▸ Page extract:
Re: How to handle the fact that different databases have different ideas of what a "db"/"schema" are?

2022-01-31 Thread Gavin Ray
Jacques, thank you. I appreciate the weigh-in with your experience, and that
link is brilliant.

This is exactly what I am trying to do. I tried to write something like
this but
it felt shaky, I wasn't confident in it.

It took a JDBC "DataSource" and then used metadata to iterate
catalogs/schemas
and add them to itself as a child "JdbcSchema", returning them in
"getSubschemaMap()". Creating a wrapping default/root catalog if necessary.

The code here is a much better version of what I was trying to do it seems.
I am
going to unabashedly steal the overall implementation/design patterns here
=)

On Mon, Jan 31, 2022 at 8:06 PM Jacques Nadeau  wrote:

> If I recall correctly, my experience is you have to code per underlying
> database. I believe there are only a few patterns but I don't think there
> is sufficient odbc/jdbc info to answer behavior reliably (or at least in a
> way that feels correct/native to each database). For example, I believe
> some databases require catalog selection at the connection level and so
> while a catalog concept exists, you have to use different connections for
> each catalog whereas other databases expose catalog within a connection.
>
> This is all quite old thinking. I remember writing some simpler logic for
> this here years ago at [1]. Note that code is long sense changed but wanted
> to call it.
>
> [1]
>
> https://github.com/apache/drill/blob/18a1ae4d31cd502d2f792b331fefeb0ed2106c53/contrib/storage-jdbc/src/main/java/org/apache/drill/exec/store/jdbc/JdbcStoragePlugin.java#L301
>
>
> On Thu, Jan 27, 2022 at 7:38 PM Gavin Ray  wrote:
>
> > The filesystem hierarchy is a great analogy, I understand it much better
> > now I think -- thank you.

▸ What this exercise asks:
(a) Quote the passage of the database schema thread from "It took a JDBC" to "catalog if necessary.", without altering any of it.
(b) Show each line of the rows below that contains the string "label". Case counts.

Excerpts from a layout annotation set
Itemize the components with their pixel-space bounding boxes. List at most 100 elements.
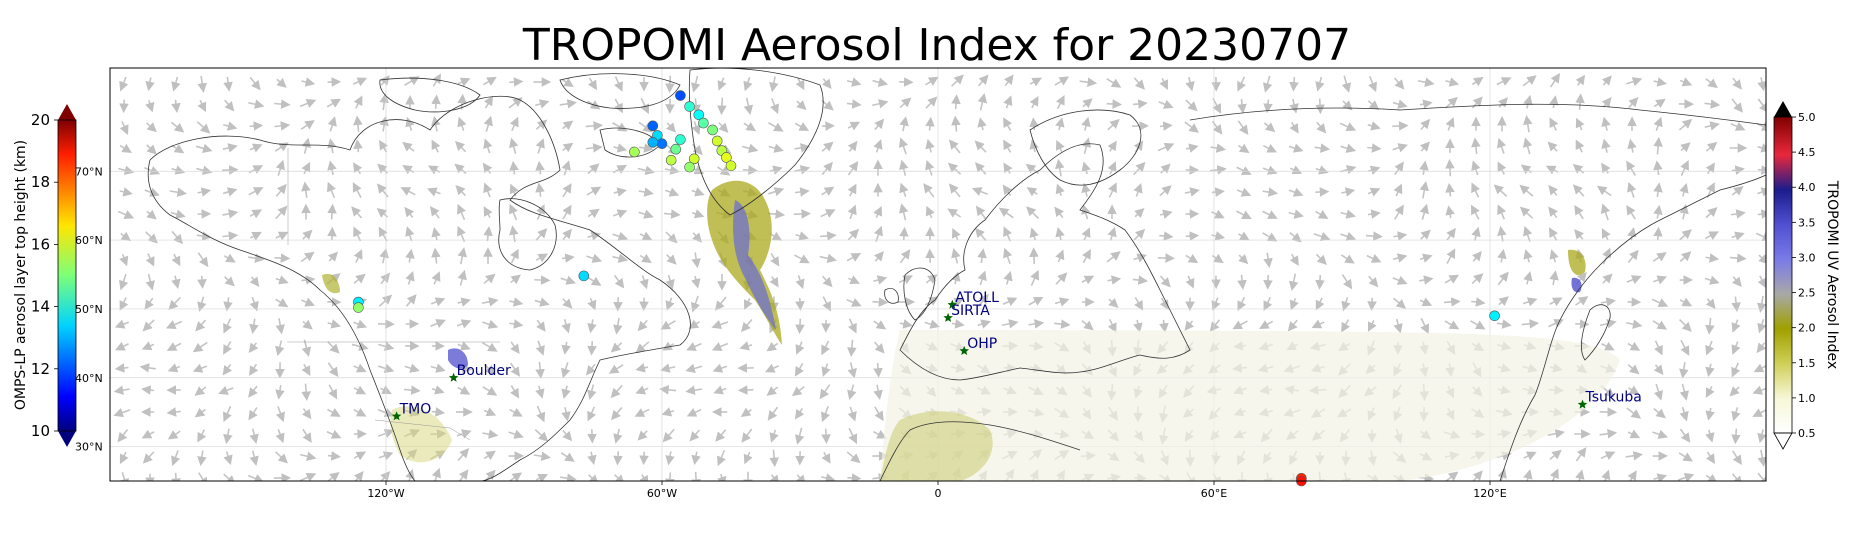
wind-arrow — [353, 319, 368, 329]
wind-arrow — [1705, 429, 1715, 443]
x-tick-label: 120°E — [1473, 487, 1506, 500]
wind-arrow — [1496, 319, 1512, 329]
wind-arrow — [1574, 229, 1584, 240]
wind-arrow — [170, 121, 185, 133]
wind-arrow — [690, 295, 701, 313]
wind-arrow — [846, 252, 862, 262]
wind-arrow — [1392, 275, 1408, 285]
wind-arrow — [977, 93, 988, 111]
wind-arrow — [1652, 252, 1667, 262]
wind-arrow — [1471, 297, 1486, 307]
wind-arrow — [1705, 473, 1718, 481]
wind-arrow — [559, 473, 577, 481]
omps-point — [629, 146, 640, 158]
wind-arrow — [1339, 122, 1357, 132]
wind-arrow — [1653, 204, 1663, 219]
wind-arrow — [1680, 142, 1691, 153]
wind-arrow — [249, 318, 259, 335]
wind-arrow — [509, 297, 524, 307]
wind-arrow — [1626, 319, 1643, 329]
wind-arrow — [483, 138, 493, 154]
wind-arrow — [1523, 249, 1533, 263]
wind-arrow — [848, 275, 860, 285]
wind-arrow — [613, 143, 628, 153]
right-colorbar-tick-label: 2.5 — [1798, 287, 1816, 300]
wind-arrow — [1653, 383, 1664, 401]
wind-arrow — [405, 226, 415, 242]
wind-arrow — [431, 407, 446, 417]
wind-arrow — [1470, 320, 1486, 330]
wind-arrow — [1496, 77, 1512, 86]
wind-arrow — [794, 165, 811, 175]
wind-arrow — [1628, 385, 1640, 395]
wind-arrow — [536, 405, 546, 423]
wind-arrow — [1627, 429, 1641, 439]
wind-arrow — [1599, 429, 1618, 439]
wind-arrow — [847, 183, 857, 197]
wind-arrow — [925, 205, 935, 219]
right-colorbar-outline — [1773, 116, 1793, 434]
wind-arrow — [222, 209, 239, 219]
wind-arrow — [640, 97, 650, 115]
wind-arrow — [534, 297, 550, 307]
wind-arrow — [665, 451, 675, 466]
wind-arrow — [742, 165, 758, 175]
wind-arrow — [1520, 164, 1532, 175]
wind-arrow — [712, 363, 728, 373]
wind-arrow — [562, 228, 572, 241]
wind-arrow — [301, 181, 311, 198]
wind-arrow — [1185, 143, 1199, 153]
site-label: SIRTA — [951, 303, 990, 319]
wind-arrow — [1497, 137, 1507, 154]
wind-arrow — [275, 429, 285, 444]
wind-arrow — [431, 467, 441, 481]
wind-arrow — [119, 121, 129, 135]
wind-arrow — [1159, 121, 1173, 131]
wind-arrow — [820, 231, 837, 241]
wind-arrow — [1522, 297, 1538, 307]
wind-arrow — [119, 471, 129, 481]
wind-arrow — [847, 406, 857, 422]
country-borders — [287, 148, 500, 441]
wind-arrow — [925, 138, 935, 153]
coastline-uk — [884, 267, 936, 321]
wind-arrow — [872, 77, 889, 87]
wind-arrow — [1497, 204, 1507, 220]
wind-arrow — [1237, 76, 1246, 92]
wind-arrow — [1757, 275, 1766, 289]
wind-arrow — [847, 362, 857, 379]
wind-arrow — [166, 407, 181, 417]
wind-arrow — [1025, 163, 1039, 174]
wind-arrow — [379, 139, 389, 153]
wind-arrow — [197, 187, 212, 197]
wind-arrow — [666, 122, 677, 133]
wind-arrow — [1420, 229, 1431, 240]
wind-arrow — [1679, 203, 1689, 220]
wind-arrow — [821, 78, 832, 90]
wind-arrow — [1134, 207, 1145, 219]
wind-arrow — [637, 430, 648, 441]
right-colorbar-tick-label: 5.0 — [1798, 111, 1816, 124]
wind-arrow — [141, 341, 155, 351]
wind-arrow — [1107, 318, 1117, 334]
wind-arrow — [197, 429, 207, 443]
wind-arrow — [1575, 447, 1587, 462]
wind-arrow — [1627, 249, 1639, 264]
wind-arrow — [1705, 141, 1718, 152]
wind-arrow — [300, 251, 315, 263]
wind-arrow — [248, 407, 258, 421]
wind-arrow — [223, 76, 233, 92]
coastline-europe — [899, 143, 1191, 381]
wind-arrow — [432, 73, 442, 87]
wind-arrow — [613, 318, 623, 335]
wind-arrow — [535, 228, 548, 241]
wind-arrow — [353, 95, 363, 109]
x-tick-label: 0 — [935, 487, 942, 500]
omps-point — [698, 117, 709, 129]
left-colorbar: 10 12 14 16 18 20 OMPS-LP aerosol layer top h… — [13, 104, 77, 447]
wind-arrow — [351, 206, 363, 219]
wind-arrow — [612, 164, 627, 174]
wind-arrow — [612, 209, 628, 219]
wind-arrow — [873, 362, 883, 378]
wind-arrow — [1081, 204, 1091, 220]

▸ Task-by-task answers:
(a)
It took a JDBC "DataSource" and then used metadata to iterate
catalogs/schemas
and add them to itself as a child "JdbcSchema", returning them in
"getSubschemaMap()". Creating a wrapping default/root catalog if necessary.

(b)
x-tick-label: 120°E — [1473, 487, 1506, 500]
right-colorbar-tick-label: 2.5 — [1798, 287, 1816, 300]
site-label: SIRTA — [951, 303, 990, 319]
right-colorbar-tick-label: 5.0 — [1798, 111, 1816, 124]
x-tick-label: 0 — [935, 487, 942, 500]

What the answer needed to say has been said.